-- DIRECTIONS --
Look through the records that follow. Copy every line containing the word "Gojali".

-- RECORDS --
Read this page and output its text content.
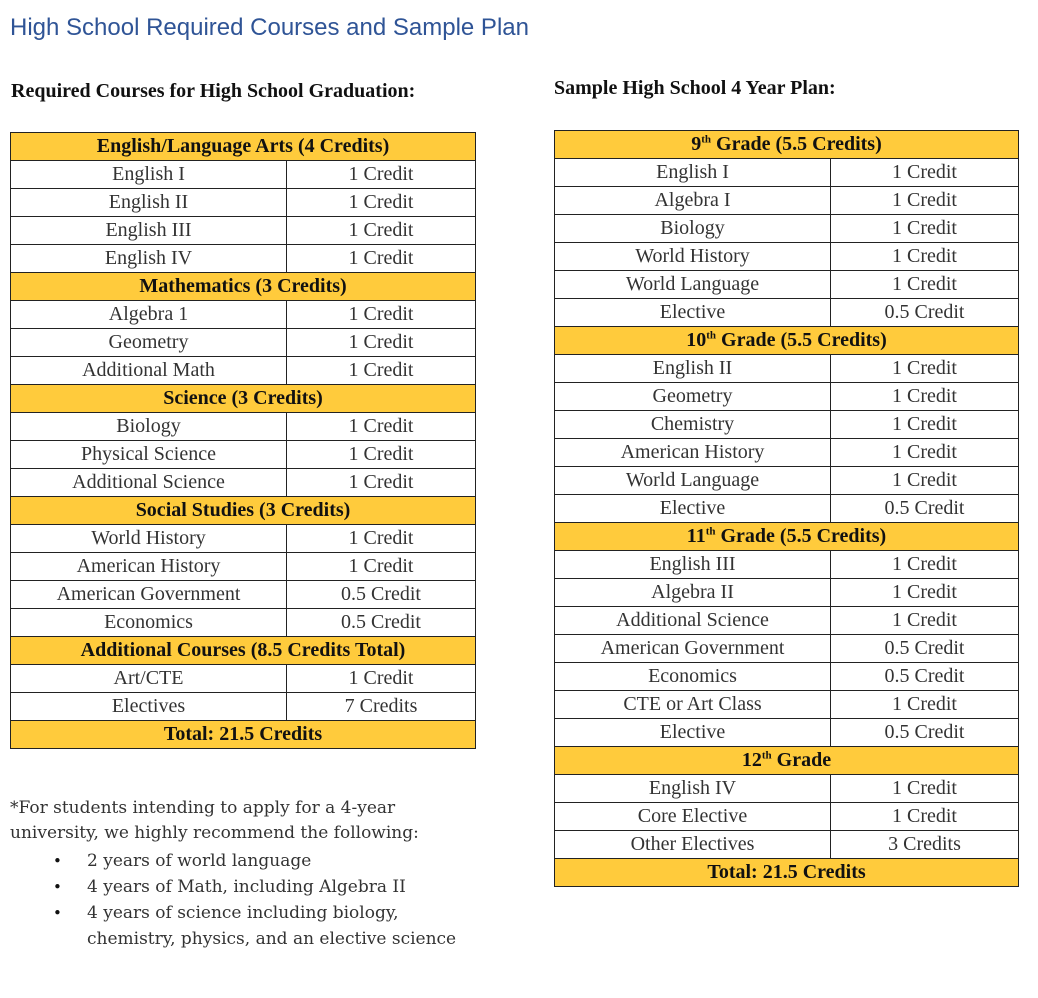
High School Required Courses and Sample Plan
Required Courses for High School Graduation:	Sample High School 4 Year Plan:
English/Language Arts (4 Credits)	
English I	1 Credit
English II	1 Credit
English III	1 Credit
English IV	1 Credit
Mathematics (3 Credits)	
Algebra 1	1 Credit
Geometry	1 Credit
Additional Math	1 Credit
Science (3 Credits)	
Biology	1 Credit
Physical Science	1 Credit
Additional Science	1 Credit
Social Studies (3 Credits)	
World History	1 Credit
American History	1 Credit
American Government	0.5 Credit
Economics	0.5 Credit
Additional Courses (8.5 Credits Total)	
Art/CTE	1 Credit
Electives	7 Credits
Total: 21.5 Credits	
9th Grade (5.5 Credits)	
English I	1 Credit
Algebra I	1 Credit
Biology	1 Credit
World History	1 Credit
World Language	1 Credit
Elective	0.5 Credit
10th Grade (5.5 Credits)	
English II	1 Credit
Geometry	1 Credit
Chemistry	1 Credit
American History	1 Credit
World Language	1 Credit
Elective	0.5 Credit
11th Grade (5.5 Credits)	
English III	1 Credit
Algebra II	1 Credit
Additional Science	1 Credit
American Government	0.5 Credit
Economics	0.5 Credit
CTE or Art Class	1 Credit
Elective	0.5 Credit
12th Grade	
English IV	1 Credit
Core Elective	1 Credit
Other Electives	3 Credits
Total: 21.5 Credits	
*For students intending to apply for a 4-year university, we highly recommend the following:
• 2 years of world language
• 4 years of Math, including Algebra II
• 4 years of science including biology, chemistry, physics, and an elective science
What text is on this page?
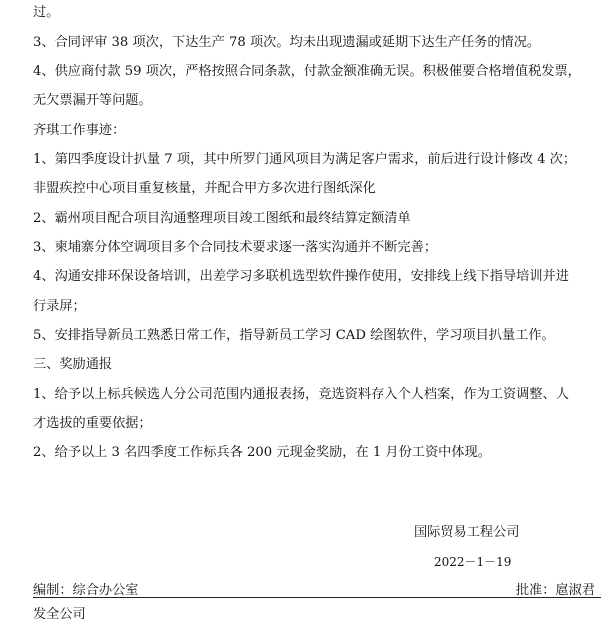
过。
3、合同评审 38 项次，下达生产 78 项次。均未出现遗漏或延期下达生产任务的情况。
4、供应商付款 59 项次，严格按照合同条款，付款金额准确无误。积极催要合格增值税发票，
无欠票漏开等问题。
齐琪工作事迹：
1、第四季度设计扒量 7 项，其中所罗门通风项目为满足客户需求，前后进行设计修改 4 次；
非盟疾控中心项目重复核量，并配合甲方多次进行图纸深化
2、霸州项目配合项目沟通整理项目竣工图纸和最终结算定额清单
3、柬埔寨分体空调项目多个合同技术要求逐一落实沟通并不断完善；
4、沟通安排环保设备培训，出差学习多联机选型软件操作使用，安排线上线下指导培训并进
行录屏；
5、安排指导新员工熟悉日常工作，指导新员工学习 CAD 绘图软件，学习项目扒量工作。
三、奖励通报
1、给予以上标兵候选人分公司范围内通报表扬，竞选资料存入个人档案，作为工资调整、人
才选拔的重要依据；
2、给予以上 3 名四季度工作标兵各 200 元现金奖励，在 1 月份工资中体现。
国际贸易工程公司
2022－1－19
编制：综合办公室	批准：扈淑君
发全公司
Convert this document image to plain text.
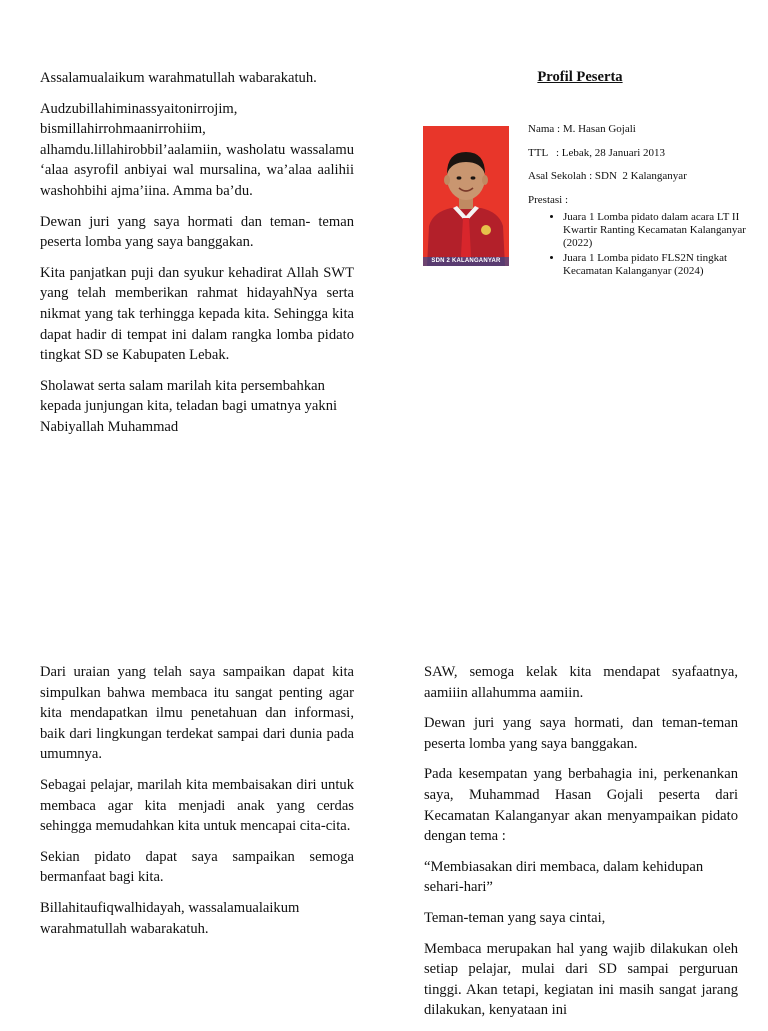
Assalamualaikum warahmatullah wabarakatuh.

Audzubillahiminassyaitonirrojim, bismillahirrohmaanirrohiim, alhamdu.lillahirobbil’aalamiin, washolatu wassalamu ‘alaa asyrofil anbiyai wal mursalina, wa’alaa aalihii washohbihi ajma’iina. Amma ba’du.

Dewan juri yang saya hormati dan teman- teman peserta lomba yang saya banggakan.

Kita panjatkan puji dan syukur kehadirat Allah SWT yang telah memberikan rahmat hidayahNya serta nikmat yang tak terhingga kepada kita. Sehingga kita dapat hadir di tempat ini dalam rangka lomba pidato tingkat SD se Kabupaten Lebak.

Sholawat serta salam marilah kita persembahkan kepada junjungan kita, teladan bagi umatnya yakni Nabiyallah Muhammad

Profil Peserta
SDN 2 KALANGANYAR
Nama : M. Hasan Gojali
TTL   : Lebak, 28 Januari 2013
Asal Sekolah : SDN  2 Kalanganyar
Prestasi :
• Juara 1 Lomba pidato dalam acara LT II Kwartir Ranting Kecamatan Kalanganyar (2022)
• Juara 1 Lomba pidato FLS2N tingkat Kecamatan Kalanganyar (2024)

Dari uraian yang telah saya sampaikan dapat kita simpulkan bahwa membaca itu sangat penting agar kita mendapatkan ilmu penetahuan dan informasi, baik dari lingkungan terdekat sampai dari dunia pada umumnya.

Sebagai pelajar, marilah kita membaisakan diri untuk membaca agar kita menjadi anak yang cerdas sehingga memudahkan kita untuk mencapai cita-cita.

Sekian pidato dapat saya sampaikan semoga bermanfaat bagi kita.

Billahitaufiqwalhidayah, wassalamualaikum warahmatullah wabarakatuh.

SAW, semoga kelak kita mendapat syafaatnya, aamiiin allahumma aamiin.

Dewan juri yang saya hormati, dan teman-teman peserta lomba yang saya banggakan.

Pada kesempatan yang berbahagia ini, perkenankan saya, Muhammad Hasan Gojali peserta dari Kecamatan Kalanganyar akan menyampaikan pidato dengan tema :

“Membiasakan diri membaca, dalam kehidupan sehari-hari”

Teman-teman yang saya cintai,

Membaca merupakan hal yang wajib dilakukan oleh setiap pelajar, mulai dari SD sampai perguruan tinggi. Akan tetapi, kegiatan ini masih sangat jarang dilakukan, kenyataan ini
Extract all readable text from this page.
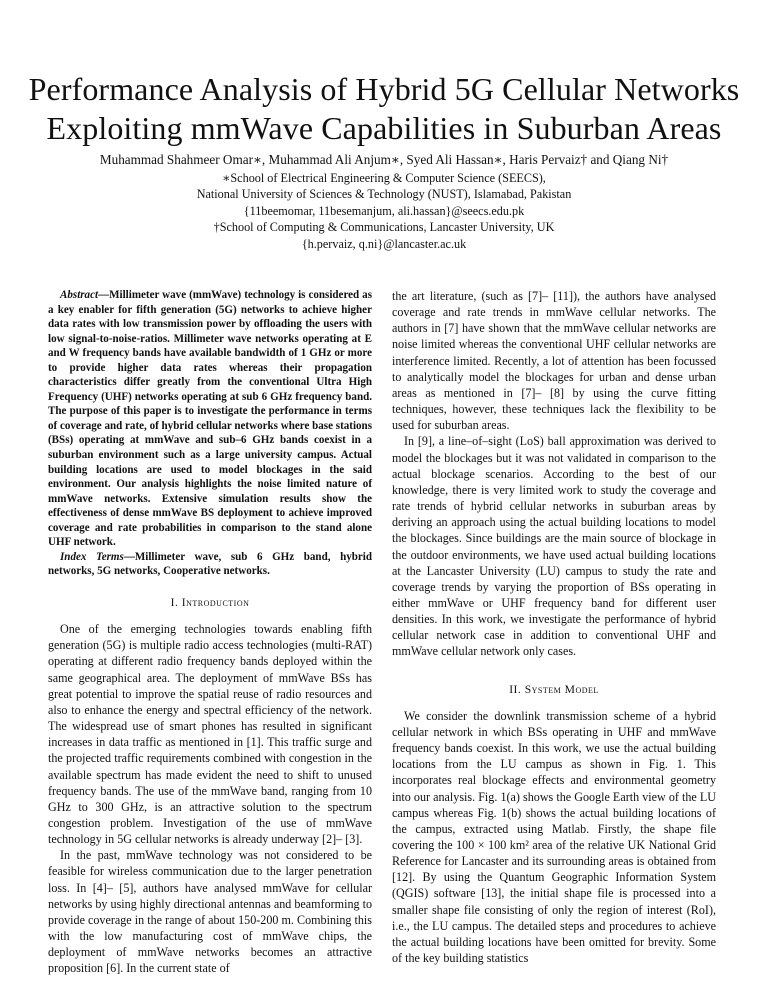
Performance Analysis of Hybrid 5G Cellular Networks
Exploiting mmWave Capabilities in Suburban Areas
Muhammad Shahmeer Omar∗, Muhammad Ali Anjum∗, Syed Ali Hassan∗, Haris Pervaiz† and Qiang Ni†
∗School of Electrical Engineering & Computer Science (SEECS),
National University of Sciences & Technology (NUST), Islamabad, Pakistan
{11beemomar, 11besemanjum, ali.hassan}@seecs.edu.pk
†School of Computing & Communications, Lancaster University, UK
{h.pervaiz, q.ni}@lancaster.ac.uk

Abstract—Millimeter wave (mmWave) technology is considered as a key enabler for fifth generation (5G) networks to achieve higher data rates with low transmission power by offloading the users with low signal-to-noise-ratios. Millimeter wave networks operating at E and W frequency bands have available bandwidth of 1 GHz or more to provide higher data rates whereas their propagation characteristics differ greatly from the conventional Ultra High Frequency (UHF) networks operating at sub 6 GHz frequency band. The purpose of this paper is to investigate the performance in terms of coverage and rate, of hybrid cellular networks where base stations (BSs) operating at mmWave and sub–6 GHz bands coexist in a suburban environment such as a large university campus. Actual building locations are used to model blockages in the said environment. Our analysis highlights the noise limited nature of mmWave networks. Extensive simulation results show the effectiveness of dense mmWave BS deployment to achieve improved coverage and rate probabilities in comparison to the stand alone UHF network.

Index Terms—Millimeter wave, sub 6 GHz band, hybrid networks, 5G networks, Cooperative networks.

I. Introduction

One of the emerging technologies towards enabling fifth generation (5G) is multiple radio access technologies (multi-RAT) operating at different radio frequency bands deployed within the same geographical area. The deployment of mmWave BSs has great potential to improve the spatial reuse of radio resources and also to enhance the energy and spectral efficiency of the network. The widespread use of smart phones has resulted in significant increases in data traffic as mentioned in [1]. This traffic surge and the projected traffic requirements combined with congestion in the available spectrum has made evident the need to shift to unused frequency bands. The use of the mmWave band, ranging from 10 GHz to 300 GHz, is an attractive solution to the spectrum congestion problem. Investigation of the use of mmWave technology in 5G cellular networks is already underway [2]– [3].

In the past, mmWave technology was not considered to be feasible for wireless communication due to the larger penetration loss. In [4]– [5], authors have analysed mmWave for cellular networks by using highly directional antennas and beamforming to provide coverage in the range of about 150-200 m. Combining this with the low manufacturing cost of mmWave chips, the deployment of mmWave networks becomes an attractive proposition [6]. In the current state of

the art literature, (such as [7]– [11]), the authors have analysed coverage and rate trends in mmWave cellular networks. The authors in [7] have shown that the mmWave cellular networks are noise limited whereas the conventional UHF cellular networks are interference limited. Recently, a lot of attention has been focussed to analytically model the blockages for urban and dense urban areas as mentioned in [7]– [8] by using the curve fitting techniques, however, these techniques lack the flexibility to be used for suburban areas.

In [9], a line–of–sight (LoS) ball approximation was derived to model the blockages but it was not validated in comparison to the actual blockage scenarios. According to the best of our knowledge, there is very limited work to study the coverage and rate trends of hybrid cellular networks in suburban areas by deriving an approach using the actual building locations to model the blockages. Since buildings are the main source of blockage in the outdoor environments, we have used actual building locations at the Lancaster University (LU) campus to study the rate and coverage trends by varying the proportion of BSs operating in either mmWave or UHF frequency band for different user densities. In this work, we investigate the performance of hybrid cellular network case in addition to conventional UHF and mmWave cellular network only cases.

II. System Model

We consider the downlink transmission scheme of a hybrid cellular network in which BSs operating in UHF and mmWave frequency bands coexist. In this work, we use the actual building locations from the LU campus as shown in Fig. 1. This incorporates real blockage effects and environmental geometry into our analysis. Fig. 1(a) shows the Google Earth view of the LU campus whereas Fig. 1(b) shows the actual building locations of the campus, extracted using Matlab. Firstly, the shape file covering the 100 × 100 km² area of the relative UK National Grid Reference for Lancaster and its surrounding areas is obtained from [12]. By using the Quantum Geographic Information System (QGIS) software [13], the initial shape file is processed into a smaller shape file consisting of only the region of interest (RoI), i.e., the LU campus. The detailed steps and procedures to achieve the actual building locations have been omitted for brevity. Some of the key building statistics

-- THE RESPONSE --
Nama : M. Hasan Gojali
Pada kesempatan yang berbahagia ini, perkenankan saya, Muhammad Hasan Gojali peserta dari Kecamatan Kalanganyar akan menyampaikan pidato dengan tema :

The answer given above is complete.